Written instruction: Repeat the records word for word, excluding any picture.
——————
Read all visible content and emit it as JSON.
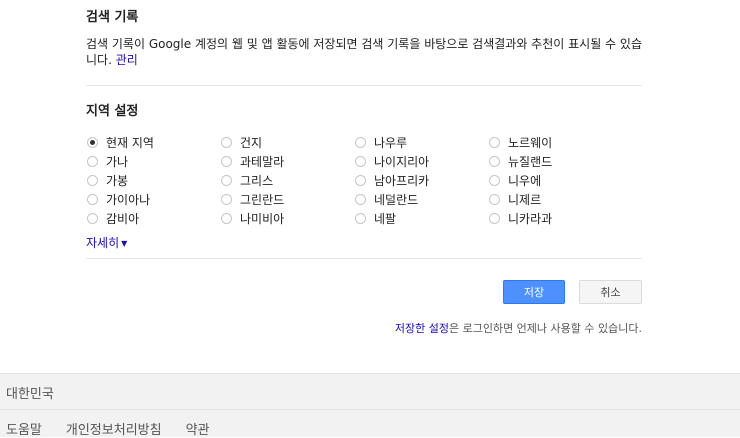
{
  "history": {
    "title": "검색 기록",
    "desc": "검색 기록이 Google 계정의 웹 및 앱 활동에 저장되면 검색 기록을 바탕으로 검색결과와 추천이 표시될 수 있습니다.",
    "manage_link": "관리"
  },
  "region": {
    "title": "지역 설정",
    "selected": "현재 지역",
    "columns": [
      [
        "현재 지역",
        "가나",
        "가봉",
        "가이아나",
        "감비아"
      ],
      [
        "건지",
        "과테말라",
        "그리스",
        "그린란드",
        "나미비아"
      ],
      [
        "나우루",
        "나이지리아",
        "남아프리카",
        "네덜란드",
        "네팔"
      ],
      [
        "노르웨이",
        "뉴질랜드",
        "니우에",
        "니제르",
        "니카라과"
      ]
    ],
    "more_label": "자세히"
  },
  "actions": {
    "save_label": "저장",
    "cancel_label": "취소"
  },
  "saved_note": {
    "link": "저장한 설정",
    "text": "은 로그인하면 언제나 사용할 수 있습니다."
  },
  "footer": {
    "country": "대한민국",
    "links": [
      "도움말",
      "개인정보처리방침",
      "약관"
    ]
  }
}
——————
Task result:
Read all visible content and emit it as JSON.
{
  "history": {
    "title": "검색 기록",
    "desc": "검색 기록이 Google 계정의 웹 및 앱 활동에 저장되면 검색 기록을 바탕으로 검색결과와 추천이 표시될 수 있습니다.",
    "manage_link": "관리"
  },
  "region": {
    "title": "지역 설정",
    "selected": "현재 지역",
    "columns": [
      [
        "현재 지역",
        "가나",
        "가봉",
        "가이아나",
        "감비아"
      ],
      [
        "건지",
        "과테말라",
        "그리스",
        "그린란드",
        "나미비아"
      ],
      [
        "나우루",
        "나이지리아",
        "남아프리카",
        "네덜란드",
        "네팔"
      ],
      [
        "노르웨이",
        "뉴질랜드",
        "니우에",
        "니제르",
        "니카라과"
      ]
    ],
    "more_label": "자세히"
  },
  "actions": {
    "save_label": "저장",
    "cancel_label": "취소"
  },
  "saved_note": {
    "link": "저장한 설정",
    "text": "은 로그인하면 언제나 사용할 수 있습니다."
  },
  "footer": {
    "country": "대한민국",
    "links": [
      "도움말",
      "개인정보처리방침",
      "약관"
    ]
  }
}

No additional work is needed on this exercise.